■ **Requirements**: Search the entries below. Return every line that has "Wellington" in it.

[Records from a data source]
==*==
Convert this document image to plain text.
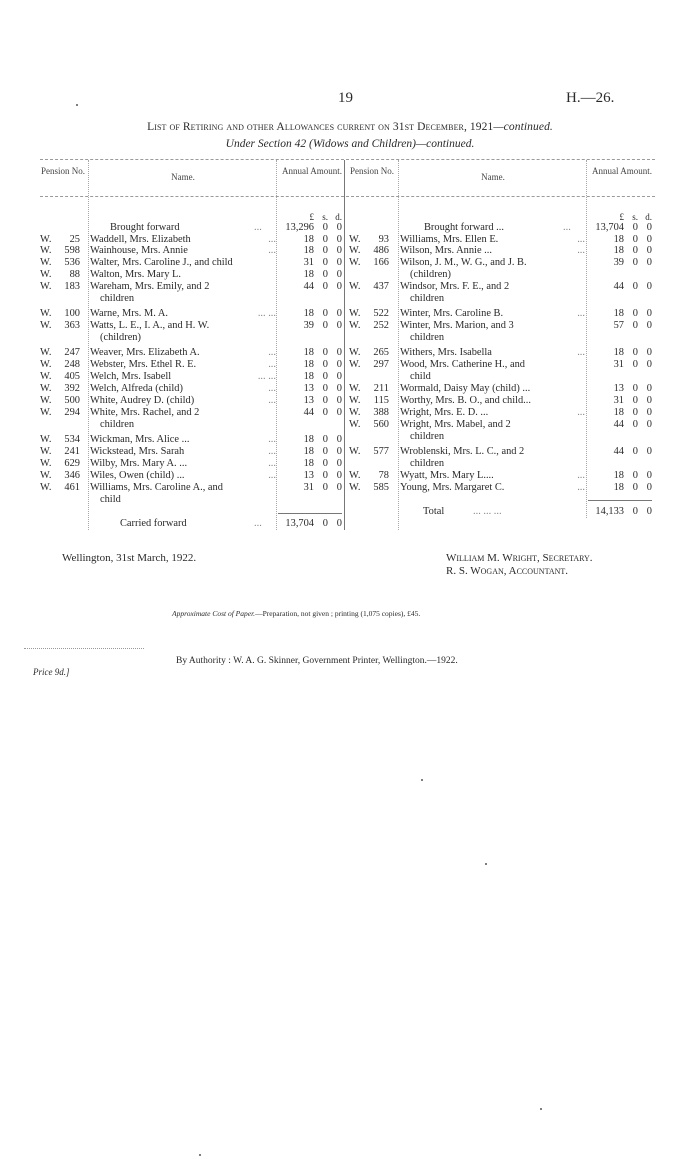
19	H.—26.
List of Retiring and other Allowances current on 31st December, 1921—continued.
Under Section 42 (Widows and Children)—continued.
Pension No.
Name.
Annual Amount. Pension No.
Name.
Annual Amount.
£ s. d.	£ s. d.
Brought forward	...	13,296 0 0	Brought forward ...	...	13,704 0 0
W. 25 Waddell, Mrs. Elizabeth	...	18 0 0
W. 598 Wainhouse, Mrs. Annie	...	18 0 0
W. 536 Walter, Mrs. Caroline J., and child	31 0 0
W. 88 Walton, Mrs. Mary L.	18 0 0
W. 183 Wareham, Mrs. Emily, and 2	44 0 0
children
W. 100 Warne, Mrs. M. A.	... ...	18 0 0
W. 363 Watts, L. E., I. A., and H. W.	39 0 0
(children)
W. 247 Weaver, Mrs. Elizabeth A.	...	18 0 0
W. 248 Webster, Mrs. Ethel R. E.	...	18 0 0
W. 405 Welch, Mrs. Isabell	... ...	18 0 0
W. 392 Welch, Alfreda (child)	...	13 0 0
W. 500 White, Audrey D. (child)	...	13 0 0
W. 294 White, Mrs. Rachel, and 2	44 0 0
children
W. 534 Wickman, Mrs. Alice ...	...	18 0 0
W. 241 Wickstead, Mrs. Sarah	...	18 0 0
W. 629 Wilby, Mrs. Mary A. ...	...	18 0 0
W. 346 Wiles, Owen (child) ...	...	13 0 0
W. 461 Williams, Mrs. Caroline A., and	31 0 0
child
W. 93 Williams, Mrs. Ellen E.	...	18 0 0
W. 486 Wilson, Mrs. Annie ...	...	18 0 0
W. 166 Wilson, J. M., W. G., and J. B.	39 0 0
(children)
W. 437 Windsor, Mrs. F. E., and 2	44 0 0
children
W. 522 Winter, Mrs. Caroline B.	...	18 0 0
W. 252 Winter, Mrs. Marion, and 3	57 0 0
children
W. 265 Withers, Mrs. Isabella	...	18 0 0
W. 297 Wood, Mrs. Catherine H., and	31 0 0
child
W. 211 Wormald, Daisy May (child) ...	13 0 0
W. 115 Worthy, Mrs. B. O., and child...	31 0 0
W. 388 Wright, Mrs. E. D. ...	...	18 0 0
W. 560 Wright, Mrs. Mabel, and 2	44 0 0
children
W. 577 Wroblenski, Mrs. L. C., and 2	44 0 0
children
W. 78 Wyatt, Mrs. Mary L....	...	18 0 0
W. 585 Young, Mrs. Margaret C.	...	18 0 0
Carried forward	...	13,704 0 0
Total	... ... ...	14,133 0 0
Wellington, 31st March, 1922.	William M. Wright, Secretary.
R. S. Wogan, Accountant.
Approximate Cost of Paper.—Preparation, not given ; printing (1,075 copies), £45.
By Authority : W. A. G. Skinner, Government Printer, Wellington.—1922.
Price 9d.]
==*==
■ **Complete answer**:
Wellington, 31st March, 1922.	William M. Wright, Secretary.
By Authority : W. A. G. Skinner, Government Printer, Wellington.—1922.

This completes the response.